(Elenchi delle regioni degli elementi)
<<<<

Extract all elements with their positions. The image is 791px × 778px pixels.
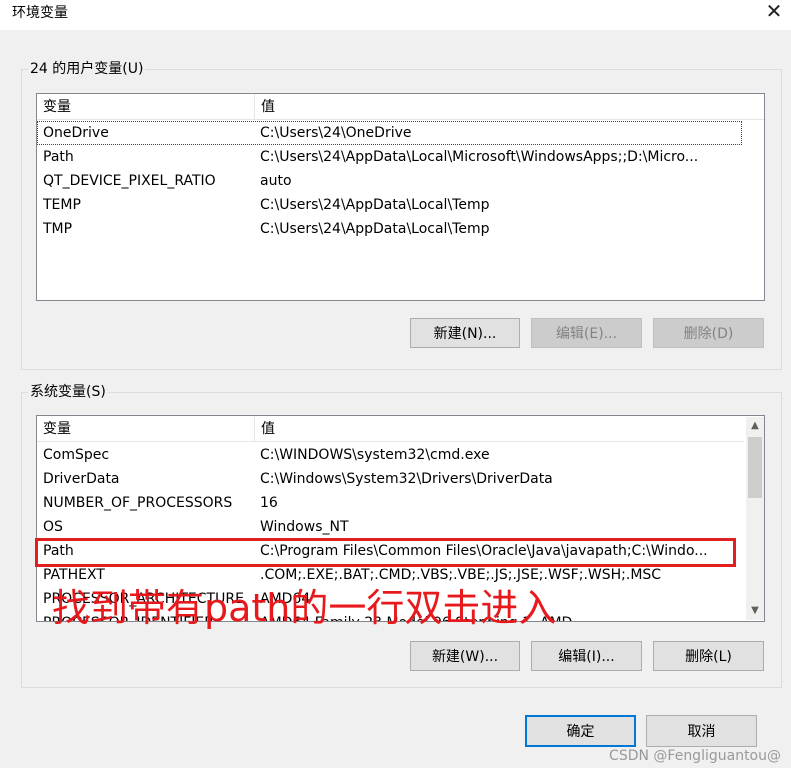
bottom-strip [0, 768, 791, 778]
system-delete-button[interactable]: 删除(L) [653, 641, 764, 671]
watermark: CSDN @Fengliguantou@ [609, 748, 781, 764]
variable-value: 16 [260, 495, 278, 511]
variable-name: ComSpec [43, 447, 110, 463]
variable-value: C:\Users\24\AppData\Local\Temp [260, 197, 490, 213]
close-icon[interactable]: ✕ [757, 0, 791, 26]
user-new-button[interactable]: 新建(N)... [410, 318, 520, 348]
system-variables-group-label: 系统变量(S) [28, 382, 108, 402]
user-variables-list[interactable]: 变量 值 OneDrive C:\Users\24\OneDrive Path … [36, 93, 765, 301]
user-variables-group-label: 24 的用户变量(U) [28, 59, 146, 79]
table-row[interactable]: OneDrive C:\Users\24\OneDrive [37, 121, 742, 145]
user-variables-header: 变量 值 [37, 94, 764, 120]
variable-name: NUMBER_OF_PROCESSORS [43, 495, 233, 511]
variable-name: TEMP [43, 197, 81, 213]
table-row[interactable]: QT_DEVICE_PIXEL_RATIO auto [37, 169, 742, 193]
system-variables-scrollbar[interactable]: ▲ ▼ [746, 417, 764, 620]
variable-value: Windows_NT [260, 519, 349, 535]
column-header-value[interactable]: 值 [255, 416, 521, 441]
system-variables-header: 变量 值 [37, 416, 744, 442]
variable-name: Path [43, 149, 74, 165]
table-row[interactable]: DriverData C:\Windows\System32\Drivers\D… [37, 467, 742, 491]
variable-value: C:\Users\24\AppData\Local\Temp [260, 221, 490, 237]
window-title: 环境变量 [12, 5, 68, 21]
system-edit-button[interactable]: 编辑(I)... [531, 641, 642, 671]
variable-value: C:\Users\24\AppData\Local\Microsoft\Wind… [260, 149, 699, 165]
cancel-button[interactable]: 取消 [646, 715, 757, 747]
variable-name: QT_DEVICE_PIXEL_RATIO [43, 173, 216, 189]
ok-button[interactable]: 确定 [525, 715, 636, 747]
user-edit-button[interactable]: 编辑(E)... [531, 318, 642, 348]
column-header-variable[interactable]: 变量 [37, 416, 255, 441]
table-row[interactable]: TEMP C:\Users\24\AppData\Local\Temp [37, 193, 742, 217]
variable-value: C:\Users\24\OneDrive [260, 125, 412, 141]
variable-value: auto [260, 173, 292, 189]
user-delete-button[interactable]: 删除(D) [653, 318, 764, 348]
system-new-button[interactable]: 新建(W)... [410, 641, 520, 671]
variable-name: OneDrive [43, 125, 109, 141]
annotation-text: 找到带有path的一行双击进入 [52, 586, 557, 630]
variable-name: OS [43, 519, 63, 535]
scroll-up-icon[interactable]: ▲ [746, 417, 764, 435]
scrollbar-thumb[interactable] [748, 437, 762, 498]
table-row[interactable]: NUMBER_OF_PROCESSORS 16 [37, 491, 742, 515]
table-row[interactable]: ComSpec C:\WINDOWS\system32\cmd.exe [37, 443, 742, 467]
table-row[interactable]: Path C:\Users\24\AppData\Local\Microsoft… [37, 145, 742, 169]
table-row[interactable]: TMP C:\Users\24\AppData\Local\Temp [37, 217, 742, 241]
variable-value: C:\WINDOWS\system32\cmd.exe [260, 447, 490, 463]
column-header-value[interactable]: 值 [255, 94, 521, 119]
variable-name: DriverData [43, 471, 120, 487]
path-row-highlight [35, 538, 736, 567]
title-bar: 环境变量 ✕ [0, 0, 791, 30]
environment-variables-dialog: 环境变量 ✕ 24 的用户变量(U) 变量 值 OneDrive C:\User… [0, 0, 791, 778]
variable-value: C:\Windows\System32\Drivers\DriverData [260, 471, 553, 487]
column-header-variable[interactable]: 变量 [37, 94, 255, 119]
scroll-down-icon[interactable]: ▼ [746, 602, 764, 620]
table-row[interactable]: OS Windows_NT [37, 515, 742, 539]
variable-name: TMP [43, 221, 73, 237]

>>>>

COSA FARE => Formatta come tabella Markdown tutto ciò che va dalla riga che contiene "bottom-strip [0, 768, 791, 778]" fino a quella che contiene "149, 699, 165]", incluse entrambe. Usa le colonne Nr, con il numero progressivo, e Riga, con il testo della riga, tralasciando le righe vuote.

RISULTATO FINALE =>
| Nr | Riga |
|---|---|
| 1 | bottom-strip [0, 768, 791, 778] |
| 2 | system-delete-button[interactable]: 删除(L) [653, 641, 764, 671] |
| 3 | watermark: CSDN @Fengliguantou@ [609, 748, 781, 764] |
| 4 | variable-value: 16 [260, 495, 278, 511] |
| 5 | variable-name: ComSpec [43, 447, 110, 463] |
| 6 | variable-value: C:\Users\24\AppData\Local\Temp [260, 197, 490, 213] |
| 7 | close-icon[interactable]: ✕ [757, 0, 791, 26] |
| 8 | user-new-button[interactable]: 新建(N)... [410, 318, 520, 348] |
| 9 | system-variables-group-label: 系统变量(S) [28, 382, 108, 402] |
| 10 | user-variables-list[interactable]: 变量 值 OneDrive C:\Users\24\OneDrive Path … [36, 93, 765, 301] |
| 11 | user-variables-group-label: 24 的用户变量(U) [28, 59, 146, 79] |
| 12 | table-row[interactable]: OneDrive C:\Users\24\OneDrive [37, 121, 742, 145] |
| 13 | user-variables-header: 变量 值 [37, 94, 764, 120] |
| 14 | variable-name: NUMBER_OF_PROCESSORS [43, 495, 233, 511] |
| 15 | variable-name: TEMP [43, 197, 81, 213] |
| 16 | table-row[interactable]: QT_DEVICE_PIXEL_RATIO auto [37, 169, 742, 193] |
| 17 | system-variables-scrollbar[interactable]: ▲ ▼ [746, 417, 764, 620] |
| 18 | variable-value: Windows_NT [260, 519, 349, 535] |
| 19 | column-header-value[interactable]: 值 [255, 416, 521, 441] |
| 20 | system-variables-header: 变量 值 [37, 416, 744, 442] |
| 21 | variable-name: Path [43, 149, 74, 165] |
| 22 | table-row[interactable]: DriverData C:\Windows\System32\Drivers\D… [37, 467, 742, 491] |
| 23 | variable-value: C:\Users\24\AppData\Local\Temp [260, 221, 490, 237] |
| 24 | window-title: 环境变量 [12, 5, 68, 21] |
| 25 | system-edit-button[interactable]: 编辑(I)... [531, 641, 642, 671] |
| 26 | variable-value: C:\Users\24\AppData\Local\Microsoft\Wind… [260, 149, 699, 165] |